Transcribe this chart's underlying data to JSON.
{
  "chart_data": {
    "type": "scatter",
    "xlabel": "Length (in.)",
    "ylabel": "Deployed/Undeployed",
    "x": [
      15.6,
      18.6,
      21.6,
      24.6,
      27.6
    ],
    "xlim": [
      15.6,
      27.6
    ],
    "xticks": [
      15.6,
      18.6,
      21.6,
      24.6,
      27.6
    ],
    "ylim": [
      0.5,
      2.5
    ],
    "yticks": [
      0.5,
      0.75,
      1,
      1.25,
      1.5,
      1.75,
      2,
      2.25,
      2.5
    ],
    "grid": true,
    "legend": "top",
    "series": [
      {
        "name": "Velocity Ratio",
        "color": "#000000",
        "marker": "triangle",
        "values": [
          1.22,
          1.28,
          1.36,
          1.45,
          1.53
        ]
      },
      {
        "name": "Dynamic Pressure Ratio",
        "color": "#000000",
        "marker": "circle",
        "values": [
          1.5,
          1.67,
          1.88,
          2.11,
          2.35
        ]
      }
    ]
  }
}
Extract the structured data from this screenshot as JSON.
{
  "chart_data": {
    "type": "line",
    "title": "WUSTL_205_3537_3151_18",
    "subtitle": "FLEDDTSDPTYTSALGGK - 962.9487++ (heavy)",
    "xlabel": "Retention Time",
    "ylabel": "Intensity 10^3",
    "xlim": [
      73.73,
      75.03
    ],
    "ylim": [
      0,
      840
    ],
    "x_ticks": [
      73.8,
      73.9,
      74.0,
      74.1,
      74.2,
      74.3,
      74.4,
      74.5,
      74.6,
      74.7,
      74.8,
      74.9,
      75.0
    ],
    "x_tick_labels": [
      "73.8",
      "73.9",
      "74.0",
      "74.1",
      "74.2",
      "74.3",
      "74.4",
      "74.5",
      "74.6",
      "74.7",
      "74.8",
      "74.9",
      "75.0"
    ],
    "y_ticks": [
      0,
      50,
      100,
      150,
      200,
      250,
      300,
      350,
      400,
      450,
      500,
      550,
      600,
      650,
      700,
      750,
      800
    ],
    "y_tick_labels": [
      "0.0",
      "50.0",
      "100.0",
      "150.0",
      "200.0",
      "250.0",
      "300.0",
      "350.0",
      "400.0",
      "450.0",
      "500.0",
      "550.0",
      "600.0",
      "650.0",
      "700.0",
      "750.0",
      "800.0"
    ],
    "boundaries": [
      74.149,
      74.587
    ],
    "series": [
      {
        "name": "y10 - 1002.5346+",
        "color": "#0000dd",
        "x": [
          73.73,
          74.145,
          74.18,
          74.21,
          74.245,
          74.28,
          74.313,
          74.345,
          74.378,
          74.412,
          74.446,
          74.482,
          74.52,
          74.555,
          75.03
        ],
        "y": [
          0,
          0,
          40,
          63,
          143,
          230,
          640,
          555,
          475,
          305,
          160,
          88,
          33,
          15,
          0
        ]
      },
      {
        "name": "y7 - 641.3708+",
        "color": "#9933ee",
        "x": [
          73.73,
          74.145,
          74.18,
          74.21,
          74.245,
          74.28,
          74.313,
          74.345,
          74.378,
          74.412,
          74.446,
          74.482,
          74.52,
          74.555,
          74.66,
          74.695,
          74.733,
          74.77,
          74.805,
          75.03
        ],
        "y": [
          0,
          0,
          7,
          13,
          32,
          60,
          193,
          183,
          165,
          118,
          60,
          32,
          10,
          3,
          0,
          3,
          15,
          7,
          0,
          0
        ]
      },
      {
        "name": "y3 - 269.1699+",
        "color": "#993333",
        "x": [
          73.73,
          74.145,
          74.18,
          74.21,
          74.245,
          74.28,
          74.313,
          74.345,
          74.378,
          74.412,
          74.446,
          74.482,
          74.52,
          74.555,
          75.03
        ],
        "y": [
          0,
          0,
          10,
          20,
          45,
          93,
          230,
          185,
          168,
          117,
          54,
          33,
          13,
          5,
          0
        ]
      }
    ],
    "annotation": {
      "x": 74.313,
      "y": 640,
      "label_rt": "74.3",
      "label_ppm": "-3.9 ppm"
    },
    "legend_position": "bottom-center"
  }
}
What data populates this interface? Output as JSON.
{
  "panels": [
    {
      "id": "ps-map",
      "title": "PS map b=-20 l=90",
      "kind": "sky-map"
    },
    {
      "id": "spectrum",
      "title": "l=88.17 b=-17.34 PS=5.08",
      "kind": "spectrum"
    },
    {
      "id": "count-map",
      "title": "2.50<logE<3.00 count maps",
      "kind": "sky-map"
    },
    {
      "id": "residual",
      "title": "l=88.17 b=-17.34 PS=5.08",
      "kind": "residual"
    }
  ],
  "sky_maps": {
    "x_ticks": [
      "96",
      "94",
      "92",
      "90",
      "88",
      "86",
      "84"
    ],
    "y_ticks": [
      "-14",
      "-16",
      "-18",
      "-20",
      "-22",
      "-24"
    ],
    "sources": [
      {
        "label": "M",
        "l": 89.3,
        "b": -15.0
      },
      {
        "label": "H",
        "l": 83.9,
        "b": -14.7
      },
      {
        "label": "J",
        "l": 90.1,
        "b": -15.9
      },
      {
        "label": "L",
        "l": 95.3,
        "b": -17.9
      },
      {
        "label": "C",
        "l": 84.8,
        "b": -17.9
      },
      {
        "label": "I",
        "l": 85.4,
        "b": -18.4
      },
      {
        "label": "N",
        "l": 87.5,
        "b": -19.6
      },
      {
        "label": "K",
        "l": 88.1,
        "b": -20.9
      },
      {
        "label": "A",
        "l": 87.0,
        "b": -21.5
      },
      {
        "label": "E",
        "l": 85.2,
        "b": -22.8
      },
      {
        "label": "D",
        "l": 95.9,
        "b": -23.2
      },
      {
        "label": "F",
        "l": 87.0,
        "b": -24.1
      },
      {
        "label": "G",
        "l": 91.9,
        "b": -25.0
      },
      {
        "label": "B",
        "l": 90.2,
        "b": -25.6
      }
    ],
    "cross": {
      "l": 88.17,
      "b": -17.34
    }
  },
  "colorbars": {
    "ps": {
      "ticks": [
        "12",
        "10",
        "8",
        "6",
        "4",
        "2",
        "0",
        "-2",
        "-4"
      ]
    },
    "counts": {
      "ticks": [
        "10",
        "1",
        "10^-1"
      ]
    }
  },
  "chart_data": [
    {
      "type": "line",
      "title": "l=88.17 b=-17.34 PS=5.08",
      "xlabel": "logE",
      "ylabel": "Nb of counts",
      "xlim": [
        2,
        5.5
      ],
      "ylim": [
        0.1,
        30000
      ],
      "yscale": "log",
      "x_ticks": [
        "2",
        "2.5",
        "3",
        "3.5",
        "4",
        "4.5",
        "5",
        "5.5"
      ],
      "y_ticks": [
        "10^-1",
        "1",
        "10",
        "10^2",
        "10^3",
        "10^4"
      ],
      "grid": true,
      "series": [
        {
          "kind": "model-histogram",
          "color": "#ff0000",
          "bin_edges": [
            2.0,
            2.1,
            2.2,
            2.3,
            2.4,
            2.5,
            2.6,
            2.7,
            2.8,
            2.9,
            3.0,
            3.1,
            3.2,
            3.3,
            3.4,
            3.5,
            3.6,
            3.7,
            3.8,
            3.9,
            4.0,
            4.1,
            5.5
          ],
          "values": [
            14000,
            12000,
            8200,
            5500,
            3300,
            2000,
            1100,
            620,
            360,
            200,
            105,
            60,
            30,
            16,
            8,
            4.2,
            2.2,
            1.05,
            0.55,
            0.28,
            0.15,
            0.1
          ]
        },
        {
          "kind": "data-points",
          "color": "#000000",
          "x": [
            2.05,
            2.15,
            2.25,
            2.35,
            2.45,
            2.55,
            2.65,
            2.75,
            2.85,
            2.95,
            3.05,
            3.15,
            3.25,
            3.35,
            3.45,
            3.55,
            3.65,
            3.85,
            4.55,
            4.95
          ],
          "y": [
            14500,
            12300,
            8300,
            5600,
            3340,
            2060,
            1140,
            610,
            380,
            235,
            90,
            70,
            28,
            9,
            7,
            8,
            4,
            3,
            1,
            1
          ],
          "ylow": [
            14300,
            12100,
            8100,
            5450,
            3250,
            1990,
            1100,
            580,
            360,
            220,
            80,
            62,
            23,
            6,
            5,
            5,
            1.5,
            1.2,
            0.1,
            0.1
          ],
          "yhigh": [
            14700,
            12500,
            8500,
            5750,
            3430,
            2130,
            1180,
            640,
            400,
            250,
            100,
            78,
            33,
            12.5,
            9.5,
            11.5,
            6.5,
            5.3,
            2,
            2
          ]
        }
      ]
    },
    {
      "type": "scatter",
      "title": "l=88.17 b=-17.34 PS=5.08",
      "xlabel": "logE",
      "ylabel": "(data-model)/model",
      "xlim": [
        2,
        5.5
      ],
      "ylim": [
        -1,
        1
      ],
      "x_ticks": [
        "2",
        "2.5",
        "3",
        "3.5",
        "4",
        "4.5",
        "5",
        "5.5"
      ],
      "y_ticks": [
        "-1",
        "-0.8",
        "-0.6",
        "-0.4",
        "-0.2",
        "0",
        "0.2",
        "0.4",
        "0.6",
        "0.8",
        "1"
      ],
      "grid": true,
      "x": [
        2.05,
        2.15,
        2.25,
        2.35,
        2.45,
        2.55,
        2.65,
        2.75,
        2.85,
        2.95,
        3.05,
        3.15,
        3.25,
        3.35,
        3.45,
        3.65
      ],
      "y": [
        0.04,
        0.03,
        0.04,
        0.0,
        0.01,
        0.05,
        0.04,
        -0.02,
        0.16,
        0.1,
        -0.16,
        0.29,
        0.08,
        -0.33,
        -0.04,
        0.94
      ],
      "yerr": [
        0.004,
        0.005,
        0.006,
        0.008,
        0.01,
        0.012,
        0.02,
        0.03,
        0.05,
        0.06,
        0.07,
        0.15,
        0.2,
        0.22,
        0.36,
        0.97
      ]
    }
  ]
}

+---+

(WHAT IS ASKED): Work out how many lines of the material above contain the word "kind", then give only that figure.

(WRITTEN ANSWER): 6